TASK TO CARRY OUT.
Copy out the whole listing exactly as written, leaving the pictures behind.

+ + + + +

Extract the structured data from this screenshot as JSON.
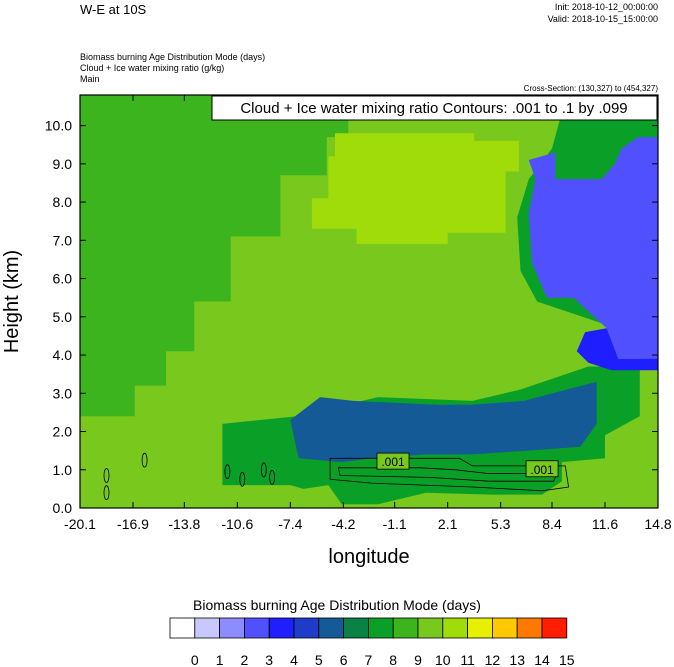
{
  "header": {
    "title": "W-E at 10S",
    "init": "Init: 2018-10-12_00:00:00",
    "valid": "Valid: 2018-10-15_15:00:00",
    "subtitle_lines": [
      "Biomass burning Age Distribution Mode   (days)",
      "Cloud + Ice water mixing ratio   (g/kg)",
      "Main"
    ],
    "cross_section": "Cross-Section: (130,327) to (454,327)",
    "contour_note": "Cloud + Ice water mixing ratio Contours: .001 to .1 by .099"
  },
  "chart_data": {
    "type": "heatmap",
    "xlabel": "longitude",
    "ylabel": "Height (km)",
    "xlim": [
      -20.1,
      14.8
    ],
    "ylim": [
      0.0,
      10.8
    ],
    "x_ticks": [
      "-20.1",
      "-16.9",
      "-13.8",
      "-10.6",
      "-7.4",
      "-4.2",
      "-1.1",
      "2.1",
      "5.3",
      "8.4",
      "11.6",
      "14.8"
    ],
    "y_ticks": [
      "0.0",
      "1.0",
      "2.0",
      "3.0",
      "4.0",
      "5.0",
      "6.0",
      "7.0",
      "8.0",
      "9.0",
      "10.0"
    ],
    "contour_labels": [
      {
        "text": ".001",
        "x": -1.2,
        "y": 1.2
      },
      {
        "text": ".001",
        "x": 7.8,
        "y": 1.0
      }
    ],
    "regions": [
      {
        "name": "value 10 background",
        "value": 10,
        "polygon": [
          [
            -20.1,
            0
          ],
          [
            14.8,
            0
          ],
          [
            14.8,
            10.8
          ],
          [
            -20.1,
            10.8
          ]
        ]
      },
      {
        "name": "value 9 upper-left",
        "value": 9,
        "polygon": [
          [
            -20.1,
            10.8
          ],
          [
            -3.9,
            10.8
          ],
          [
            -3.9,
            9.7
          ],
          [
            -5.2,
            9.7
          ],
          [
            -5.2,
            8.7
          ],
          [
            -8.0,
            8.7
          ],
          [
            -8.0,
            7.1
          ],
          [
            -11.0,
            7.1
          ],
          [
            -11.0,
            5.4
          ],
          [
            -13.2,
            5.4
          ],
          [
            -13.2,
            4.1
          ],
          [
            -14.9,
            4.1
          ],
          [
            -14.9,
            3.2
          ],
          [
            -16.8,
            3.2
          ],
          [
            -16.8,
            2.4
          ],
          [
            -20.1,
            2.4
          ]
        ]
      },
      {
        "name": "value 11 band",
        "value": 11,
        "polygon": [
          [
            -4.7,
            9.8
          ],
          [
            3.7,
            9.8
          ],
          [
            3.7,
            9.6
          ],
          [
            6.4,
            9.6
          ],
          [
            6.4,
            8.8
          ],
          [
            5.6,
            8.8
          ],
          [
            5.6,
            7.2
          ],
          [
            2.1,
            7.2
          ],
          [
            2.1,
            6.9
          ],
          [
            -3.4,
            6.9
          ],
          [
            -3.4,
            7.3
          ],
          [
            -6.1,
            7.3
          ],
          [
            -6.1,
            8.1
          ],
          [
            -5.1,
            8.1
          ],
          [
            -5.1,
            9.2
          ],
          [
            -4.7,
            9.2
          ]
        ]
      },
      {
        "name": "value 8 upper-right",
        "value": 8,
        "polygon": [
          [
            4.6,
            10.8
          ],
          [
            14.8,
            10.8
          ],
          [
            14.8,
            3.7
          ],
          [
            10.6,
            3.7
          ],
          [
            6.5,
            3.1
          ],
          [
            3.6,
            2.8
          ],
          [
            -2.1,
            2.9
          ],
          [
            -7.0,
            2.4
          ],
          [
            -11.5,
            2.2
          ],
          [
            -11.5,
            0.6
          ],
          [
            -7.4,
            0.6
          ],
          [
            -6.6,
            0.5
          ],
          [
            -5.1,
            0.6
          ],
          [
            -4.3,
            0.1
          ],
          [
            -2.1,
            0.1
          ],
          [
            0.8,
            0.4
          ],
          [
            4.7,
            0.35
          ],
          [
            7.8,
            0.35
          ],
          [
            9.0,
            0.7
          ],
          [
            9.0,
            1.2
          ],
          [
            11.6,
            1.3
          ],
          [
            11.6,
            1.9
          ],
          [
            13.7,
            2.4
          ],
          [
            13.7,
            4.0
          ],
          [
            11.6,
            4.8
          ],
          [
            7.5,
            5.4
          ],
          [
            6.5,
            6.2
          ],
          [
            6.3,
            7.6
          ],
          [
            7.0,
            8.6
          ],
          [
            8.4,
            9.4
          ],
          [
            8.9,
            10.2
          ],
          [
            6.2,
            10.2
          ]
        ]
      },
      {
        "name": "value 6 lower band",
        "value": 6,
        "polygon": [
          [
            -7.4,
            2.3
          ],
          [
            -5.6,
            2.9
          ],
          [
            -3.6,
            2.8
          ],
          [
            1.5,
            2.7
          ],
          [
            3.5,
            2.7
          ],
          [
            6.7,
            2.8
          ],
          [
            9.3,
            3.1
          ],
          [
            11.1,
            3.3
          ],
          [
            11.1,
            2.2
          ],
          [
            10.1,
            1.6
          ],
          [
            7.0,
            1.5
          ],
          [
            3.5,
            1.4
          ],
          [
            0.7,
            1.4
          ],
          [
            -2.4,
            1.3
          ],
          [
            -4.3,
            1.2
          ],
          [
            -6.9,
            1.3
          ]
        ]
      },
      {
        "name": "value 3 upper-right",
        "value": 3,
        "polygon": [
          [
            7.0,
            9.1
          ],
          [
            8.6,
            9.3
          ],
          [
            8.6,
            8.6
          ],
          [
            11.4,
            8.6
          ],
          [
            12.2,
            9.0
          ],
          [
            12.6,
            9.4
          ],
          [
            13.6,
            9.7
          ],
          [
            14.8,
            9.7
          ],
          [
            14.8,
            3.9
          ],
          [
            12.4,
            3.9
          ],
          [
            11.7,
            4.7
          ],
          [
            9.7,
            5.5
          ],
          [
            8.1,
            5.5
          ],
          [
            7.2,
            6.4
          ],
          [
            7.0,
            7.7
          ],
          [
            7.4,
            8.6
          ]
        ]
      },
      {
        "name": "value 4 mid-right",
        "value": 4,
        "polygon": [
          [
            11.7,
            4.7
          ],
          [
            12.4,
            3.9
          ],
          [
            14.8,
            3.9
          ],
          [
            14.8,
            3.6
          ],
          [
            12.0,
            3.6
          ],
          [
            10.6,
            3.8
          ],
          [
            9.9,
            4.1
          ],
          [
            10.4,
            4.6
          ]
        ]
      }
    ],
    "colorbar": {
      "title": "Biomass burning Age Distribution Mode  (days)",
      "labels": [
        "0",
        "1",
        "2",
        "3",
        "4",
        "5",
        "6",
        "7",
        "8",
        "9",
        "10",
        "11",
        "12",
        "13",
        "14",
        "15"
      ],
      "colors": [
        "#ffffff",
        "#c8c8ff",
        "#8c8cff",
        "#5050ff",
        "#1e1eff",
        "#1e3cc8",
        "#145a96",
        "#0a8246",
        "#0aa028",
        "#3cb41e",
        "#78c81e",
        "#a0dc0a",
        "#e6f000",
        "#ffc800",
        "#ff7800",
        "#ff1e00"
      ]
    }
  }
}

+ + + + +

RESPONSE FOR THIS EXERCISE.
Extract the structured data from this screenshot as JSON.
{
  "header": {
    "title": "W-E at 10S",
    "init": "Init: 2018-10-12_00:00:00",
    "valid": "Valid: 2018-10-15_15:00:00",
    "subtitle_lines": [
      "Biomass burning Age Distribution Mode   (days)",
      "Cloud + Ice water mixing ratio   (g/kg)",
      "Main"
    ],
    "cross_section": "Cross-Section: (130,327) to (454,327)",
    "contour_note": "Cloud + Ice water mixing ratio Contours: .001 to .1 by .099"
  },
  "chart_data": {
    "type": "heatmap",
    "xlabel": "longitude",
    "ylabel": "Height (km)",
    "xlim": [
      -20.1,
      14.8
    ],
    "ylim": [
      0.0,
      10.8
    ],
    "x_ticks": [
      "-20.1",
      "-16.9",
      "-13.8",
      "-10.6",
      "-7.4",
      "-4.2",
      "-1.1",
      "2.1",
      "5.3",
      "8.4",
      "11.6",
      "14.8"
    ],
    "y_ticks": [
      "0.0",
      "1.0",
      "2.0",
      "3.0",
      "4.0",
      "5.0",
      "6.0",
      "7.0",
      "8.0",
      "9.0",
      "10.0"
    ],
    "contour_labels": [
      {
        "text": ".001",
        "x": -1.2,
        "y": 1.2
      },
      {
        "text": ".001",
        "x": 7.8,
        "y": 1.0
      }
    ],
    "regions": [
      {
        "name": "value 10 background",
        "value": 10,
        "polygon": [
          [
            -20.1,
            0
          ],
          [
            14.8,
            0
          ],
          [
            14.8,
            10.8
          ],
          [
            -20.1,
            10.8
          ]
        ]
      },
      {
        "name": "value 9 upper-left",
        "value": 9,
        "polygon": [
          [
            -20.1,
            10.8
          ],
          [
            -3.9,
            10.8
          ],
          [
            -3.9,
            9.7
          ],
          [
            -5.2,
            9.7
          ],
          [
            -5.2,
            8.7
          ],
          [
            -8.0,
            8.7
          ],
          [
            -8.0,
            7.1
          ],
          [
            -11.0,
            7.1
          ],
          [
            -11.0,
            5.4
          ],
          [
            -13.2,
            5.4
          ],
          [
            -13.2,
            4.1
          ],
          [
            -14.9,
            4.1
          ],
          [
            -14.9,
            3.2
          ],
          [
            -16.8,
            3.2
          ],
          [
            -16.8,
            2.4
          ],
          [
            -20.1,
            2.4
          ]
        ]
      },
      {
        "name": "value 11 band",
        "value": 11,
        "polygon": [
          [
            -4.7,
            9.8
          ],
          [
            3.7,
            9.8
          ],
          [
            3.7,
            9.6
          ],
          [
            6.4,
            9.6
          ],
          [
            6.4,
            8.8
          ],
          [
            5.6,
            8.8
          ],
          [
            5.6,
            7.2
          ],
          [
            2.1,
            7.2
          ],
          [
            2.1,
            6.9
          ],
          [
            -3.4,
            6.9
          ],
          [
            -3.4,
            7.3
          ],
          [
            -6.1,
            7.3
          ],
          [
            -6.1,
            8.1
          ],
          [
            -5.1,
            8.1
          ],
          [
            -5.1,
            9.2
          ],
          [
            -4.7,
            9.2
          ]
        ]
      },
      {
        "name": "value 8 upper-right",
        "value": 8,
        "polygon": [
          [
            4.6,
            10.8
          ],
          [
            14.8,
            10.8
          ],
          [
            14.8,
            3.7
          ],
          [
            10.6,
            3.7
          ],
          [
            6.5,
            3.1
          ],
          [
            3.6,
            2.8
          ],
          [
            -2.1,
            2.9
          ],
          [
            -7.0,
            2.4
          ],
          [
            -11.5,
            2.2
          ],
          [
            -11.5,
            0.6
          ],
          [
            -7.4,
            0.6
          ],
          [
            -6.6,
            0.5
          ],
          [
            -5.1,
            0.6
          ],
          [
            -4.3,
            0.1
          ],
          [
            -2.1,
            0.1
          ],
          [
            0.8,
            0.4
          ],
          [
            4.7,
            0.35
          ],
          [
            7.8,
            0.35
          ],
          [
            9.0,
            0.7
          ],
          [
            9.0,
            1.2
          ],
          [
            11.6,
            1.3
          ],
          [
            11.6,
            1.9
          ],
          [
            13.7,
            2.4
          ],
          [
            13.7,
            4.0
          ],
          [
            11.6,
            4.8
          ],
          [
            7.5,
            5.4
          ],
          [
            6.5,
            6.2
          ],
          [
            6.3,
            7.6
          ],
          [
            7.0,
            8.6
          ],
          [
            8.4,
            9.4
          ],
          [
            8.9,
            10.2
          ],
          [
            6.2,
            10.2
          ]
        ]
      },
      {
        "name": "value 6 lower band",
        "value": 6,
        "polygon": [
          [
            -7.4,
            2.3
          ],
          [
            -5.6,
            2.9
          ],
          [
            -3.6,
            2.8
          ],
          [
            1.5,
            2.7
          ],
          [
            3.5,
            2.7
          ],
          [
            6.7,
            2.8
          ],
          [
            9.3,
            3.1
          ],
          [
            11.1,
            3.3
          ],
          [
            11.1,
            2.2
          ],
          [
            10.1,
            1.6
          ],
          [
            7.0,
            1.5
          ],
          [
            3.5,
            1.4
          ],
          [
            0.7,
            1.4
          ],
          [
            -2.4,
            1.3
          ],
          [
            -4.3,
            1.2
          ],
          [
            -6.9,
            1.3
          ]
        ]
      },
      {
        "name": "value 3 upper-right",
        "value": 3,
        "polygon": [
          [
            7.0,
            9.1
          ],
          [
            8.6,
            9.3
          ],
          [
            8.6,
            8.6
          ],
          [
            11.4,
            8.6
          ],
          [
            12.2,
            9.0
          ],
          [
            12.6,
            9.4
          ],
          [
            13.6,
            9.7
          ],
          [
            14.8,
            9.7
          ],
          [
            14.8,
            3.9
          ],
          [
            12.4,
            3.9
          ],
          [
            11.7,
            4.7
          ],
          [
            9.7,
            5.5
          ],
          [
            8.1,
            5.5
          ],
          [
            7.2,
            6.4
          ],
          [
            7.0,
            7.7
          ],
          [
            7.4,
            8.6
          ]
        ]
      },
      {
        "name": "value 4 mid-right",
        "value": 4,
        "polygon": [
          [
            11.7,
            4.7
          ],
          [
            12.4,
            3.9
          ],
          [
            14.8,
            3.9
          ],
          [
            14.8,
            3.6
          ],
          [
            12.0,
            3.6
          ],
          [
            10.6,
            3.8
          ],
          [
            9.9,
            4.1
          ],
          [
            10.4,
            4.6
          ]
        ]
      }
    ],
    "colorbar": {
      "title": "Biomass burning Age Distribution Mode  (days)",
      "labels": [
        "0",
        "1",
        "2",
        "3",
        "4",
        "5",
        "6",
        "7",
        "8",
        "9",
        "10",
        "11",
        "12",
        "13",
        "14",
        "15"
      ],
      "colors": [
        "#ffffff",
        "#c8c8ff",
        "#8c8cff",
        "#5050ff",
        "#1e1eff",
        "#1e3cc8",
        "#145a96",
        "#0a8246",
        "#0aa028",
        "#3cb41e",
        "#78c81e",
        "#a0dc0a",
        "#e6f000",
        "#ffc800",
        "#ff7800",
        "#ff1e00"
      ]
    }
  }
}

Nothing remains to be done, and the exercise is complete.